Give a count of the lines below that have the string "this" in them, with no other words.
** BEGIN Supplied records **
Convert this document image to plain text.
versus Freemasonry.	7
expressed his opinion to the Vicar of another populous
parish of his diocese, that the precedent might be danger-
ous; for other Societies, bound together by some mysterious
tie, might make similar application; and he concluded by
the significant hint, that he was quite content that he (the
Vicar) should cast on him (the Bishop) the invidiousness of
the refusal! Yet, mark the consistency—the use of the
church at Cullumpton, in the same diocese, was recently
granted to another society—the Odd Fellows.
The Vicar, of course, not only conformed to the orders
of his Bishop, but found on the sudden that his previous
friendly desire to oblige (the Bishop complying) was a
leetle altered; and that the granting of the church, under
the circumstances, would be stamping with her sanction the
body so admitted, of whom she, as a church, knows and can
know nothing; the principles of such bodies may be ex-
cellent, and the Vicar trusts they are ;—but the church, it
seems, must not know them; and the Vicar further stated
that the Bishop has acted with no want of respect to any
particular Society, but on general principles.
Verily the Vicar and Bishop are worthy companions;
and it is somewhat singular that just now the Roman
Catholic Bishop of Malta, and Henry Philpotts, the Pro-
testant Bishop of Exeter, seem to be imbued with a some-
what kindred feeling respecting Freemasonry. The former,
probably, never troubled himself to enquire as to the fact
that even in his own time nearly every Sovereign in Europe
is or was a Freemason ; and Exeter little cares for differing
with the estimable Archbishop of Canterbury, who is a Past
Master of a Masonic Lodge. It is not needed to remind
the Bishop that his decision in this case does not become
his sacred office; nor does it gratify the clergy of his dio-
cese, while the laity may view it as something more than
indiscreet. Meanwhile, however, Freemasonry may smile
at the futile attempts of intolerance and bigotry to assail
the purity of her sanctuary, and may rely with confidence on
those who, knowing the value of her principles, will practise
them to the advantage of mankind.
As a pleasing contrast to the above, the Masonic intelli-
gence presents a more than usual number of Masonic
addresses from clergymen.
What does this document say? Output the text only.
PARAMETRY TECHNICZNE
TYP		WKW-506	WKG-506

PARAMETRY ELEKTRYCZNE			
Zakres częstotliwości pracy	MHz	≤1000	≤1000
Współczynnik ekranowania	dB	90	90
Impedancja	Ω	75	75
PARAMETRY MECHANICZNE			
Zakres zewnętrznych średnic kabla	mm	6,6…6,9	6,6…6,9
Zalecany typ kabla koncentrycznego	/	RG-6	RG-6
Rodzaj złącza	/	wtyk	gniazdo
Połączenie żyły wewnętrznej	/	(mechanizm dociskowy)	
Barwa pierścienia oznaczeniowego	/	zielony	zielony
** END Supplied records **
Task answer - 3